** START Extracted data **

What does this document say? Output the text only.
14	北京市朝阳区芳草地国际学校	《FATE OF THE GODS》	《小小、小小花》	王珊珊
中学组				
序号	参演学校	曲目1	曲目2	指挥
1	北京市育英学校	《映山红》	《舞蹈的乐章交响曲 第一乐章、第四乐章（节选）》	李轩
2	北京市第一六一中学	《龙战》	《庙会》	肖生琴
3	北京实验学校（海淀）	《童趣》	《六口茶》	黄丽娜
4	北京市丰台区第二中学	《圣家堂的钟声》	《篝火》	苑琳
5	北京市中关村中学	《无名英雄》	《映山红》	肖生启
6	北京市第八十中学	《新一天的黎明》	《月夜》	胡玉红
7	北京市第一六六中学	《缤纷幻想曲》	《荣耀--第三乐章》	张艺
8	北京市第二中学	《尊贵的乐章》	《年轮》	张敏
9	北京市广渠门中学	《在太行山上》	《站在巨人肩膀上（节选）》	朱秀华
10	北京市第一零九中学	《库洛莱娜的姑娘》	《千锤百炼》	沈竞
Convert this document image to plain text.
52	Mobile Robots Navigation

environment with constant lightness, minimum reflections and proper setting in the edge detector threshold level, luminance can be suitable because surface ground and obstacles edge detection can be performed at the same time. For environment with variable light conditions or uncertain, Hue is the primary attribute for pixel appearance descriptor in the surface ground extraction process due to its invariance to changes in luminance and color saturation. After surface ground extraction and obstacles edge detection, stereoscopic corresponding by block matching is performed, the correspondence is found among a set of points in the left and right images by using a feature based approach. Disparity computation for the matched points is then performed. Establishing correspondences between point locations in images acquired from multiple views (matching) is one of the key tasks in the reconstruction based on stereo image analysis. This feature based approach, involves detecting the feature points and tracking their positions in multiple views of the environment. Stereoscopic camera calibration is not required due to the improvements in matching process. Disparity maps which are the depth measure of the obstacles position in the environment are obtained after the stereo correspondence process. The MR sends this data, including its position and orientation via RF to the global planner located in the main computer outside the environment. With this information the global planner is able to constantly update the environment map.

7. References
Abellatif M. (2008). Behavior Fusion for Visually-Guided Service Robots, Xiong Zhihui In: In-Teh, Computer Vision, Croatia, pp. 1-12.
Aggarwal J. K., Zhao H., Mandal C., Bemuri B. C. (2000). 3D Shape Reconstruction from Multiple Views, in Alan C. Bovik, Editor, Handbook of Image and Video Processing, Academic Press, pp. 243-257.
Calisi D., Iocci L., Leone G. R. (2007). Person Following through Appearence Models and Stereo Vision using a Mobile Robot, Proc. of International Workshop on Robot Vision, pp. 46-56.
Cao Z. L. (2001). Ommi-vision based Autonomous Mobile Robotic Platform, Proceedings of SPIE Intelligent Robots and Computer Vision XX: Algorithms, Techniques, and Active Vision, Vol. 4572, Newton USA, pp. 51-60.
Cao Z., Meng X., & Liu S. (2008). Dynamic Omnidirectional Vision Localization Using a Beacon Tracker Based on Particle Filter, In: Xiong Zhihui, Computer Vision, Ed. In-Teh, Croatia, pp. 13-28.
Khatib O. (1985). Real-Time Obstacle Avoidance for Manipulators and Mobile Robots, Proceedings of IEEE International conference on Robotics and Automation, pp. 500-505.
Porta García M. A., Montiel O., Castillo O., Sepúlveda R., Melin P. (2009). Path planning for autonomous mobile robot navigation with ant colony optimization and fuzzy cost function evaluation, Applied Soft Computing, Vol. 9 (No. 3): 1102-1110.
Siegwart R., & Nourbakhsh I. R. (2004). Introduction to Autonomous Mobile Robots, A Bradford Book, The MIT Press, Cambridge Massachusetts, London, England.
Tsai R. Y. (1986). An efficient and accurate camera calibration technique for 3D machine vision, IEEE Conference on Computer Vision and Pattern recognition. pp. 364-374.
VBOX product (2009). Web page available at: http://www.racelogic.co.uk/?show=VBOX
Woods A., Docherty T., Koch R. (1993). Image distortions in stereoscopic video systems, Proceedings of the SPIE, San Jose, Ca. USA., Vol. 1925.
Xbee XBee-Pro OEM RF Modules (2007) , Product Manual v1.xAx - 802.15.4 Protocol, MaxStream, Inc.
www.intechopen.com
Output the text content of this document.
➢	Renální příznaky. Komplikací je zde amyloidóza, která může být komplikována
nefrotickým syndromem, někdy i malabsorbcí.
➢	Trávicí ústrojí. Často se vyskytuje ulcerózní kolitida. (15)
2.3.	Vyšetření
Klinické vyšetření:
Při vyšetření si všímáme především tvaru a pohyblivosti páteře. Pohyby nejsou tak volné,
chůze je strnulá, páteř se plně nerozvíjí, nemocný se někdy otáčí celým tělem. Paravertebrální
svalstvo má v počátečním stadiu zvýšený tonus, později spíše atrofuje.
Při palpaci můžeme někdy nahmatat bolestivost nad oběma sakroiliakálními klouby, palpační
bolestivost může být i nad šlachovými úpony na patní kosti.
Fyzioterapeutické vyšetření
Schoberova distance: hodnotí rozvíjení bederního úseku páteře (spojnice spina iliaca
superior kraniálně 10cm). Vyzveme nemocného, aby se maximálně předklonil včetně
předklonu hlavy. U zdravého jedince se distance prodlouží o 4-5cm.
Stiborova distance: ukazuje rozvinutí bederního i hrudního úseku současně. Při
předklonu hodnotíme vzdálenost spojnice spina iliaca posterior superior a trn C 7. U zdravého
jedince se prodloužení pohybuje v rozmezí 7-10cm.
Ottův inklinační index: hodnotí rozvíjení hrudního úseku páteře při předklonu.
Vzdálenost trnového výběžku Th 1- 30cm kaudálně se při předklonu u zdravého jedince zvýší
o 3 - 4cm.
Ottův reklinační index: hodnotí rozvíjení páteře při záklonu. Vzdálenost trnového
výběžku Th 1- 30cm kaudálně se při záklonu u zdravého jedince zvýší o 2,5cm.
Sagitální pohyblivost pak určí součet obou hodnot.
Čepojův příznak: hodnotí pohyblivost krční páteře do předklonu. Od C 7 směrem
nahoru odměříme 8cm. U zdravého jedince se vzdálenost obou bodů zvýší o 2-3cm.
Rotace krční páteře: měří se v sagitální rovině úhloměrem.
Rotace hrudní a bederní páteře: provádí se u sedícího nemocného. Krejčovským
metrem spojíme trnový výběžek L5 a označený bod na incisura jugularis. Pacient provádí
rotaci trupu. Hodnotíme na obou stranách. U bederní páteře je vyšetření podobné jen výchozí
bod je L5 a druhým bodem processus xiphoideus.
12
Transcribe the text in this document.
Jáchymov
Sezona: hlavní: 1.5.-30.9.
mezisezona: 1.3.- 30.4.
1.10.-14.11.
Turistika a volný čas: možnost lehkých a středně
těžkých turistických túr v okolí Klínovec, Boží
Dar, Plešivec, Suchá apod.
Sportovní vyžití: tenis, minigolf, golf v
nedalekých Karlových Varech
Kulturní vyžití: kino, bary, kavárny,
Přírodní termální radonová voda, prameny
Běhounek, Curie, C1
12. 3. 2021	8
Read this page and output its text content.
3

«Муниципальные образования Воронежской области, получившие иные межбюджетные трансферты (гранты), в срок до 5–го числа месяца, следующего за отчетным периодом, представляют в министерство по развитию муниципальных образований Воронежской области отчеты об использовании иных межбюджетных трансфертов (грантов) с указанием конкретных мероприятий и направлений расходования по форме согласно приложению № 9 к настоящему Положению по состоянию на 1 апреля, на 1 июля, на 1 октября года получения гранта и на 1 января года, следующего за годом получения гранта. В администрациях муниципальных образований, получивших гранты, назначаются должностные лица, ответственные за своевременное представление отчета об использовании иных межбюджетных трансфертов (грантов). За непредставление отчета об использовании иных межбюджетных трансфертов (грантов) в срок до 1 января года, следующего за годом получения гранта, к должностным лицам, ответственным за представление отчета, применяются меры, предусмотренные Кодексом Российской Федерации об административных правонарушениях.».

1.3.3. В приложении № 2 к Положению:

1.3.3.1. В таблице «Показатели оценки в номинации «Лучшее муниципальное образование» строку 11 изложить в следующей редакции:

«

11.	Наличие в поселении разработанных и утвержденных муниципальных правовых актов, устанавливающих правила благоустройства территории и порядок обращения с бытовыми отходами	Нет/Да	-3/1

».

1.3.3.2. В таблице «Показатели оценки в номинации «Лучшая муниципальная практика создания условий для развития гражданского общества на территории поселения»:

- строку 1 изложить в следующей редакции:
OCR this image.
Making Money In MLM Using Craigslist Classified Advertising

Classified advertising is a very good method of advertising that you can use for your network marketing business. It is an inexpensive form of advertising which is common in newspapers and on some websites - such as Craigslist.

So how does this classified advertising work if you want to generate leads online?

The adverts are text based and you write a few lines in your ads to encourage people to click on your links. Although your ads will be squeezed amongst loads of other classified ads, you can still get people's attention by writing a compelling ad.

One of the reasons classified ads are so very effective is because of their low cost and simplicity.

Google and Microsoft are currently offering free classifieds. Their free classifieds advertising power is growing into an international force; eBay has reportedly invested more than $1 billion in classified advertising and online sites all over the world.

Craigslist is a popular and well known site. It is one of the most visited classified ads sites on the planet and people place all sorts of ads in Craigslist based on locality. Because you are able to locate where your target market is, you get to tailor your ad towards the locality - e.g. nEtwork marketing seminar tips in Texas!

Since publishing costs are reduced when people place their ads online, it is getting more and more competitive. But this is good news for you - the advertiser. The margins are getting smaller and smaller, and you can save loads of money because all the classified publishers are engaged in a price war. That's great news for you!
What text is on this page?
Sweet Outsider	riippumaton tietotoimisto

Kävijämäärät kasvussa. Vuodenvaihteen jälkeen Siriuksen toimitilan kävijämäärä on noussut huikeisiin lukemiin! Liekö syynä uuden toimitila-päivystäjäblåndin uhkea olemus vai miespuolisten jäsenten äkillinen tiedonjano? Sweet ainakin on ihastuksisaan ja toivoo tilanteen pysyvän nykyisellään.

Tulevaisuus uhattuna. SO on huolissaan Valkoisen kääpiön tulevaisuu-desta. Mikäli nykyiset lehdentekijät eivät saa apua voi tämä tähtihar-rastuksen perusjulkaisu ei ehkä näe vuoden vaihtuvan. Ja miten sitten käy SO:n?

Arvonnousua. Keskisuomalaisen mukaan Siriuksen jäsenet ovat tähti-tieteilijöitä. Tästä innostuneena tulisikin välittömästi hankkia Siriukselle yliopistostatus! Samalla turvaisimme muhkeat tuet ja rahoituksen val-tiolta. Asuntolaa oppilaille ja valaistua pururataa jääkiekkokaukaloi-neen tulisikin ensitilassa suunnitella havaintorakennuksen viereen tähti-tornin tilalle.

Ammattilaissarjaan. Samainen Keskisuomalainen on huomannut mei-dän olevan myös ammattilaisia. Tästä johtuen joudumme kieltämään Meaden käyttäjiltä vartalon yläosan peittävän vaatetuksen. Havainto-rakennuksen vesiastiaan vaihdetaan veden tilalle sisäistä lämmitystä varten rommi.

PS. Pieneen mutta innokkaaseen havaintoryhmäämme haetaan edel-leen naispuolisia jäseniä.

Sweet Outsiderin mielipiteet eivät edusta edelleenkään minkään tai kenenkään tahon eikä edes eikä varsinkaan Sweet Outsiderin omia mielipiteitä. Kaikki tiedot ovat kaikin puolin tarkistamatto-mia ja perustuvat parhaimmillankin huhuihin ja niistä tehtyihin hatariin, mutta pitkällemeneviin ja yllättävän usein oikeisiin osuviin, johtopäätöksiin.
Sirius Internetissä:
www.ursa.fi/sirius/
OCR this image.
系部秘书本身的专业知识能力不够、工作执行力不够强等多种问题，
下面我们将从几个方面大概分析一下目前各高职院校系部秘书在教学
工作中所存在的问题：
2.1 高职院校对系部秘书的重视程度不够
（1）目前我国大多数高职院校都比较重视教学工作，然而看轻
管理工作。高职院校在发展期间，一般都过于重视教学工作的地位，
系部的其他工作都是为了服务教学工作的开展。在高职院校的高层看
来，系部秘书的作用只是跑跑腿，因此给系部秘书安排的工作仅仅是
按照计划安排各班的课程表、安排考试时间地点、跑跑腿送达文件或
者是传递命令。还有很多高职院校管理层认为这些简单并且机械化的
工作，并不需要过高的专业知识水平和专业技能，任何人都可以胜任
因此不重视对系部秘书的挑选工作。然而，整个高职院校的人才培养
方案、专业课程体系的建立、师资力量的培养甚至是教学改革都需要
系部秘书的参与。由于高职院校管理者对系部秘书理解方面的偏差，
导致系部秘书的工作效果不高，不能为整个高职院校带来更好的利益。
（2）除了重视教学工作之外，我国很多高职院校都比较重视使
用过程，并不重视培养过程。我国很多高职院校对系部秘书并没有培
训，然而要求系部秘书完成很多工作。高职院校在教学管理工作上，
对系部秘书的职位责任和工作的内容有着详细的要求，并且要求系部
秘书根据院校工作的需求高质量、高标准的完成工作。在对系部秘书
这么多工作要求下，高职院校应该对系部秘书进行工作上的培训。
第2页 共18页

** END Extracted data **

◆ **Your objective**: Find how many lines include the string "kaudálně" and report that number alone.

◆ **Exercise solution**: 2